Task goal: Return each line of the listing below, unchanged, and omit the images.

Data supplied:

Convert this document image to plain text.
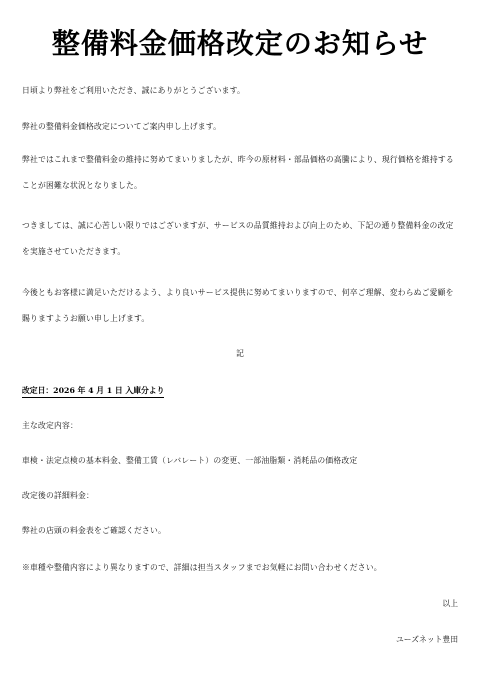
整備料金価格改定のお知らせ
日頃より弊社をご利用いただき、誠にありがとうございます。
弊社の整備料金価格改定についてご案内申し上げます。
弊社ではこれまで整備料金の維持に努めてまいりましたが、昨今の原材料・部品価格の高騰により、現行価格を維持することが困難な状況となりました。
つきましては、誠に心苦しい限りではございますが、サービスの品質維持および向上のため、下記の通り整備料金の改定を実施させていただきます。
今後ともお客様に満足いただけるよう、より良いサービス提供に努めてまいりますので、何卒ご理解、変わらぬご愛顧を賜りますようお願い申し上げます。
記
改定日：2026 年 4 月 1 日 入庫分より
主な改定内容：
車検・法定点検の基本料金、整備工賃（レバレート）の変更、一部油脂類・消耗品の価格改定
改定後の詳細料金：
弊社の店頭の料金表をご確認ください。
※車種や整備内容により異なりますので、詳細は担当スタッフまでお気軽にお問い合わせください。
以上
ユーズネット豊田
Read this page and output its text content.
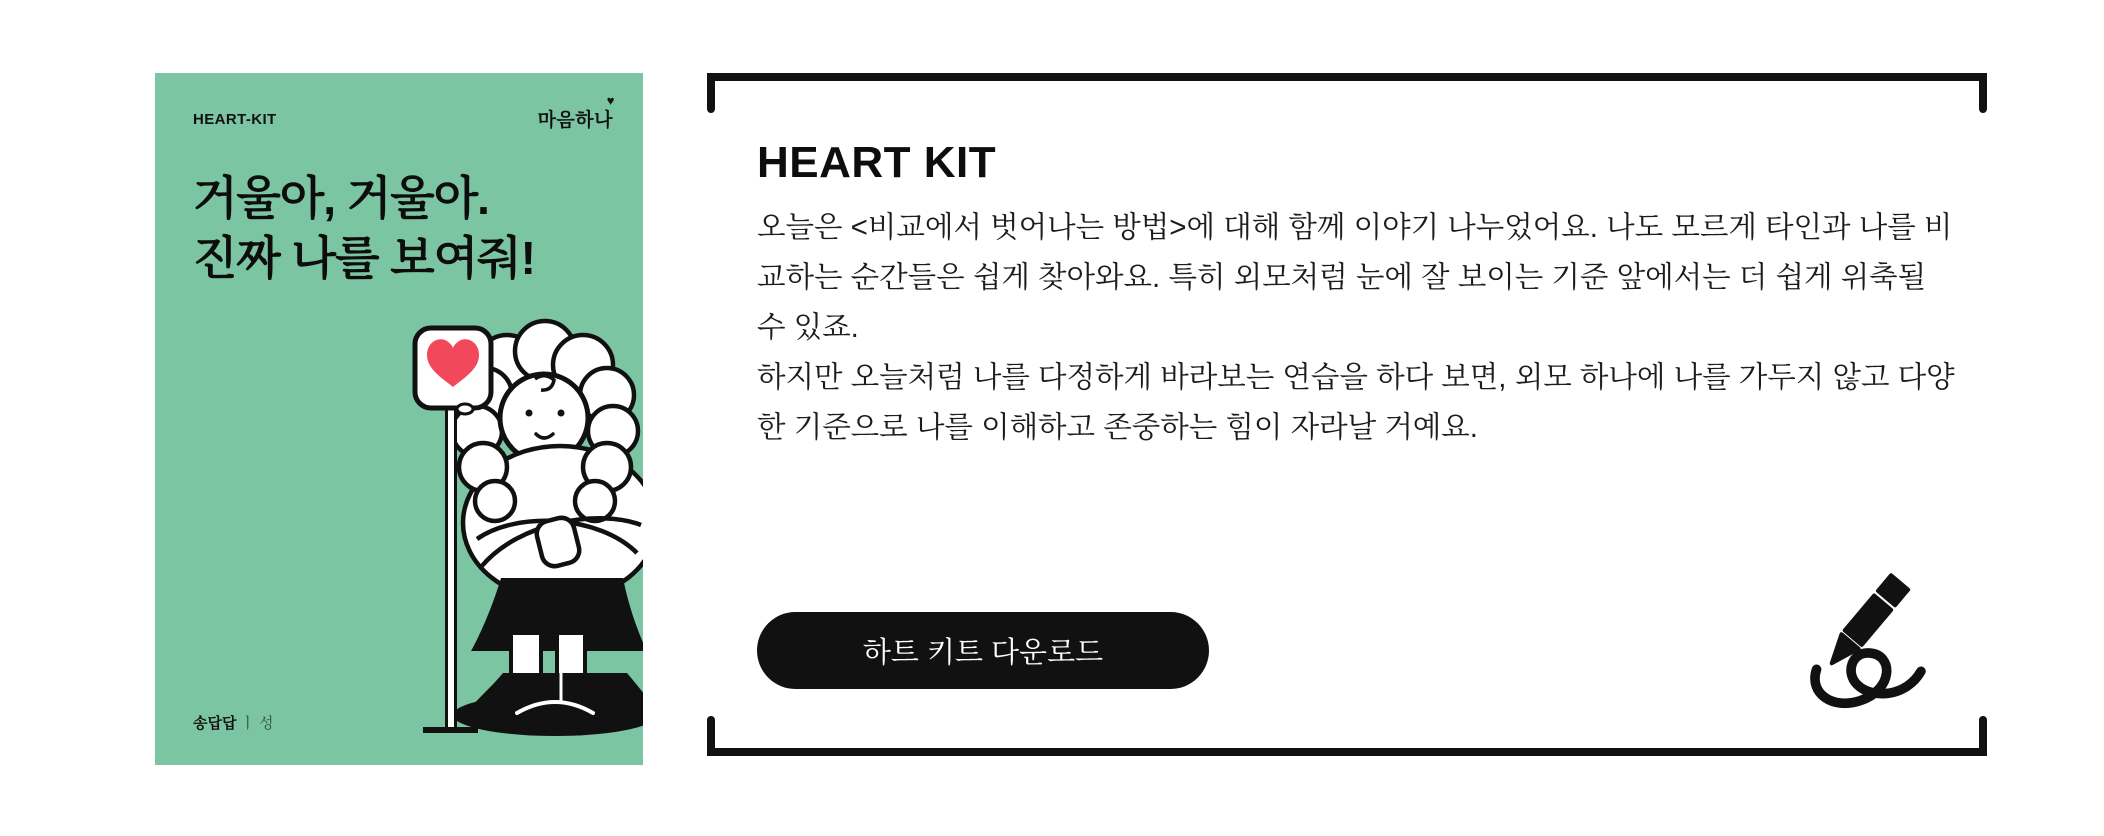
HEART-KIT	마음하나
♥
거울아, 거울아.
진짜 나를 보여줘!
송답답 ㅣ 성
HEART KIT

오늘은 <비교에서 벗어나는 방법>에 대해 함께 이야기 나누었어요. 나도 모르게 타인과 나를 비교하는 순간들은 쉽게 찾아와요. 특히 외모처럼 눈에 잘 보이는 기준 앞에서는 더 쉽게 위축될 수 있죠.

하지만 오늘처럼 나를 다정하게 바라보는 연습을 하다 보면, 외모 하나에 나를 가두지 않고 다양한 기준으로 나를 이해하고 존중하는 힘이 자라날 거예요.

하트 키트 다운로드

Exercise result:
Convert this document image to plain text.
整備料金価格改定のお知らせ
日頃より弊社をご利用いただき、誠にありがとうございます。
弊社の整備料金価格改定についてご案内申し上げます。
弊社ではこれまで整備料金の維持に努めてまいりましたが、昨今の原材料・部品価格の高騰により、現行価格を維持することが困難な状況となりました。
つきましては、誠に心苦しい限りではございますが、サービスの品質維持および向上のため、下記の通り整備料金の改定を実施させていただきます。
今後ともお客様に満足いただけるよう、より良いサービス提供に努めてまいりますので、何卒ご理解、変わらぬご愛顧を賜りますようお願い申し上げます。
記
改定日：2026 年 4 月 1 日 入庫分より
主な改定内容：
車検・法定点検の基本料金、整備工賃（レバレート）の変更、一部油脂類・消耗品の価格改定
改定後の詳細料金：
弊社の店頭の料金表をご確認ください。
※車種や整備内容により異なりますので、詳細は担当スタッフまでお気軽にお問い合わせください。
以上
ユーズネット豊田
Read this page and output its text content.
HEART-KIT	마음하나
♥
거울아, 거울아.
진짜 나를 보여줘!
송답답 ㅣ 성
HEART KIT

오늘은 <비교에서 벗어나는 방법>에 대해 함께 이야기 나누었어요. 나도 모르게 타인과 나를 비교하는 순간들은 쉽게 찾아와요. 특히 외모처럼 눈에 잘 보이는 기준 앞에서는 더 쉽게 위축될 수 있죠.

하지만 오늘처럼 나를 다정하게 바라보는 연습을 하다 보면, 외모 하나에 나를 가두지 않고 다양한 기준으로 나를 이해하고 존중하는 힘이 자라날 거예요.

하트 키트 다운로드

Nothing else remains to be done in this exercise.